EXCERPT TO READ:
Punting Price Negotiations
The selection of Millstone’s bid follows a Nov. 16 draft decision by the state’s Public Utilities Regulatory Authority (PURA) categorizing the 2,111 MW plant as “an existing resource at risk for retirement” without ratepayer support (Case 18-05-04).
“We agreed with PURA that the Millstone nuclear facility is at risk of early retirement and created an evaluation framework that lets us compare the costs of retaining the resource with the cost of replacing it over time with a variety of renewable resources,” said Department of Energy and Environmental Protection (DEEP) Commissioner Robert Klee.
Out of 24 different bids from Millstone, DEEP selected a 10-year bid for about 50% percent of the plant’s output.
“DEEP selected and treated this option as though it were two separate bids: one for the next several years when they are not considered at risk due to their existing market commitments, and one for the latter years,” said the press release.
The award selection directs Connecticut’s electric distribution companies, Eversource and United Illuminating (UI), to negotiate the price downward to better reflect a reasonable rate of return for Dominion.

GIVEN INFORMATION:
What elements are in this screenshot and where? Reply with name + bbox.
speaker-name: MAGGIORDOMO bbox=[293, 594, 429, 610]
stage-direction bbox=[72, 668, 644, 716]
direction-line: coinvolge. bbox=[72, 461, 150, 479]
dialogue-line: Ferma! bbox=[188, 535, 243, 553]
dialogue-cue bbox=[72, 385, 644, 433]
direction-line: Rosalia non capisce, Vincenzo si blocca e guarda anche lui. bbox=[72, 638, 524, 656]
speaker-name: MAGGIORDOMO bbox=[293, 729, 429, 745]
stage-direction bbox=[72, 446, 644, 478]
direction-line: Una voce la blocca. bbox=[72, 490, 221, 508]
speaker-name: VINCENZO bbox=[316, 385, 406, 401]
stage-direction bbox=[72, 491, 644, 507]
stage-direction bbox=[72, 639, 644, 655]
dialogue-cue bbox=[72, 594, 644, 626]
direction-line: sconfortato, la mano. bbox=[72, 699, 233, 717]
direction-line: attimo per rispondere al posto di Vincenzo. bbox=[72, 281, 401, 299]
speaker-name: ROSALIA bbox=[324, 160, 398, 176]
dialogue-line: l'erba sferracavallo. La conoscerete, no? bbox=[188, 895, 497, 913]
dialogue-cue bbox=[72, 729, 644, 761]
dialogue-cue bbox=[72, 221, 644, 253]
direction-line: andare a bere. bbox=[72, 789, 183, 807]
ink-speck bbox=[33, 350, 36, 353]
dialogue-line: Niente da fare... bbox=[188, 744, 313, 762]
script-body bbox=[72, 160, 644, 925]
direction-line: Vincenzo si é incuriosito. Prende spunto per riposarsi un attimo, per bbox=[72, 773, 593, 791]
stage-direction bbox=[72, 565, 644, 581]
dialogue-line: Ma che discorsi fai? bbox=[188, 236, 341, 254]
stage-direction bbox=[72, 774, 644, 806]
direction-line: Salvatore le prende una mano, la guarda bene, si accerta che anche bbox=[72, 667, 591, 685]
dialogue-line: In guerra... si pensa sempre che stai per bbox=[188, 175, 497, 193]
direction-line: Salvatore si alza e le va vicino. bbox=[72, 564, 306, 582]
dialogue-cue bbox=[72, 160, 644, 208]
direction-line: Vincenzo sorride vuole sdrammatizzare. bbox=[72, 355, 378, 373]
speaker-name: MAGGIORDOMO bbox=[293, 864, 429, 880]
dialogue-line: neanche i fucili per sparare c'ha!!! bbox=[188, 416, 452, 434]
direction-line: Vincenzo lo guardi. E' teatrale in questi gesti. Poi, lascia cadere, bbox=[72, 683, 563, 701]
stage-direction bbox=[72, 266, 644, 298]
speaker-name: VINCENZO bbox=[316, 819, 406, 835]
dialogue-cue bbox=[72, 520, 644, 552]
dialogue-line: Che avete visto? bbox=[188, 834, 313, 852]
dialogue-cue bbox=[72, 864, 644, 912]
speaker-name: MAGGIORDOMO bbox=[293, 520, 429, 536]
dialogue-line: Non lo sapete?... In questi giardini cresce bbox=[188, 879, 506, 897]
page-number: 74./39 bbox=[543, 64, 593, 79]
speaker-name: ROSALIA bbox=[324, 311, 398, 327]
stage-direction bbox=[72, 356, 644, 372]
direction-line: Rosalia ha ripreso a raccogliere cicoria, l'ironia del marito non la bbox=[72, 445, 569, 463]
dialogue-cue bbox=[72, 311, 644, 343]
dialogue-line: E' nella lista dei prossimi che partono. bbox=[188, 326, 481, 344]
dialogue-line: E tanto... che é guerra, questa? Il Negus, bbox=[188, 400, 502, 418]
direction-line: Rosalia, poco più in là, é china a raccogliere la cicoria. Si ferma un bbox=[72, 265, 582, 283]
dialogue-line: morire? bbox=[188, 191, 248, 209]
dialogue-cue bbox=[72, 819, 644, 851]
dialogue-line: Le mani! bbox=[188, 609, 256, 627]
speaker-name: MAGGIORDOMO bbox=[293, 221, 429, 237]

EXPLORE THE MATERIAL:
1 > From the Millstone nuclear plant excerpt, list every organization it names (agencies and companies). Give full names where the text provides them.
2 > Write the next part of the Millstone nuclear plant excerpt, picking up after its final sentence.

OUTPUTS IN ORDER:
1 >
- Public Utilities Regulatory Authority (PURA)
- Department of Energy and Environmental Protection (DEEP)
- Eversource
- United Illuminating (UI)
- Dominion

2 >
“The selected price for the first three years reflects Dominion’s submitted energy-only price. For the at-risk period of the bid, 2022 to 2029, Eversource and UI are directed to negotiate for a price that reflects the costs and risks Dominion faces. The negotiations are requested to conclude by March 31, 2019,” the release said.
While a normal utility rate of return on equity is 9%, DEEP said it would consider 12% to 15% reasonable for a merchant power plant with a long-term contract.
However, “Dominion has sought a rate of return that is not in the best interests of ratepayers,” said the regulator.
Seabrook Station did not seek at-risk consideration and therefore did not disclose its operating costs to PURA.
“It was selected on the basis of its price of 3.3 cents/kWh levelized (3.9 cents/kWh nominal), which beats the market forecast and is projected to save Connecticut ratepayers $18 million per year over its eight-year term. The Seabrook contract begins in 2022 and is for 1.9 million MWh,” said the release.
Offshore Wind and Solar
Connecticut officials in June announced they would purchase 200 MW of output from the Revolution Wind project, adding to Rhode Island’s 400-MW procurement. (See Conn. Awards 200-MW OSW, 50-MW Fuel Cell Deals.)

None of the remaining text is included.